» **Written task**: Using the data below, copy each line that includes the word "title".
--- START Data entries ---
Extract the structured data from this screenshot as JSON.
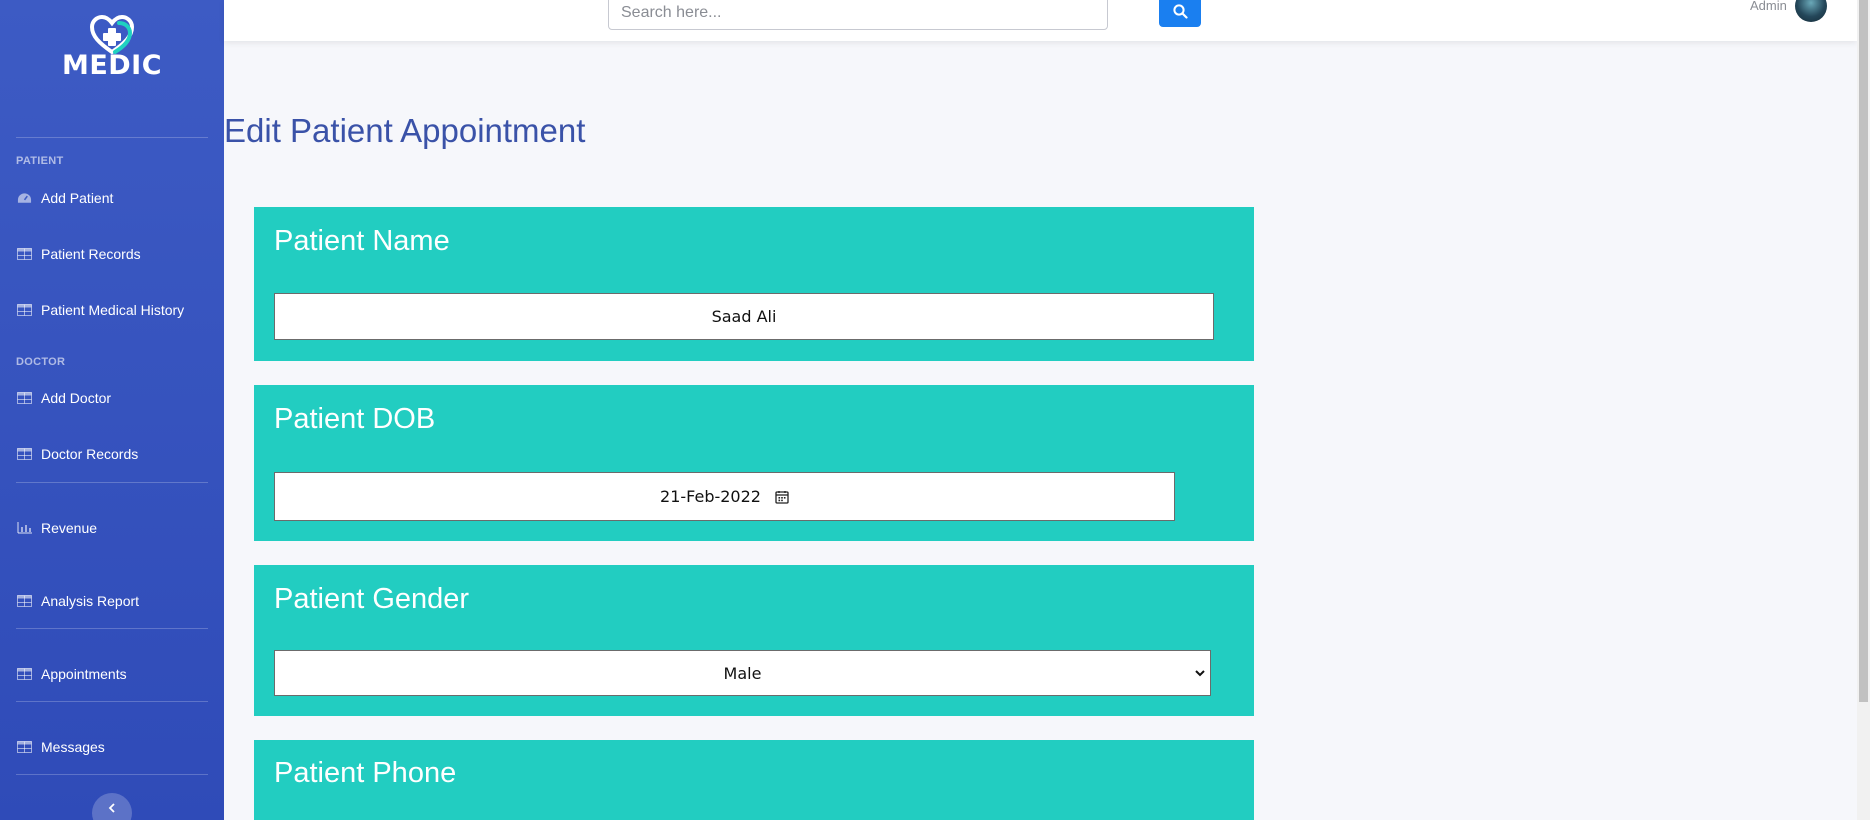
{
  "brand": {
    "name": "MEDIC"
  },
  "sidebar": {
    "sections": {
      "patient": "PATIENT",
      "doctor": "DOCTOR"
    },
    "items": [
      {
        "label": "Add Patient",
        "icon": "dashboard-icon"
      },
      {
        "label": "Patient Records",
        "icon": "table-icon"
      },
      {
        "label": "Patient Medical History",
        "icon": "table-icon"
      },
      {
        "label": "Add Doctor",
        "icon": "table-icon"
      },
      {
        "label": "Doctor Records",
        "icon": "table-icon"
      },
      {
        "label": "Revenue",
        "icon": "chart-bar-icon"
      },
      {
        "label": "Analysis Report",
        "icon": "table-icon"
      },
      {
        "label": "Appointments",
        "icon": "table-icon"
      },
      {
        "label": "Messages",
        "icon": "table-icon"
      }
    ],
    "collapse_icon": "chevron-left-icon"
  },
  "topbar": {
    "search": {
      "placeholder": "Search here...",
      "value": ""
    },
    "user_name": "Admin"
  },
  "page": {
    "title": "Edit Patient Appointment"
  },
  "form": {
    "name": {
      "label": "Patient Name",
      "value": "Saad Ali"
    },
    "dob": {
      "label": "Patient DOB",
      "value": "21-Feb-2022"
    },
    "gender": {
      "label": "Patient Gender",
      "value": "Male"
    },
    "phone": {
      "label": "Patient Phone"
    }
  },
  "colors": {
    "sidebar": "#3d5bc4",
    "card": "#22cdc1",
    "title": "#3a52a8",
    "search_button": "#1a7ff0"
  }
}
--- END Data entries ---
» **Expected output**:
    "title": "Edit Patient Appointment"
    "title": "#3a52a8",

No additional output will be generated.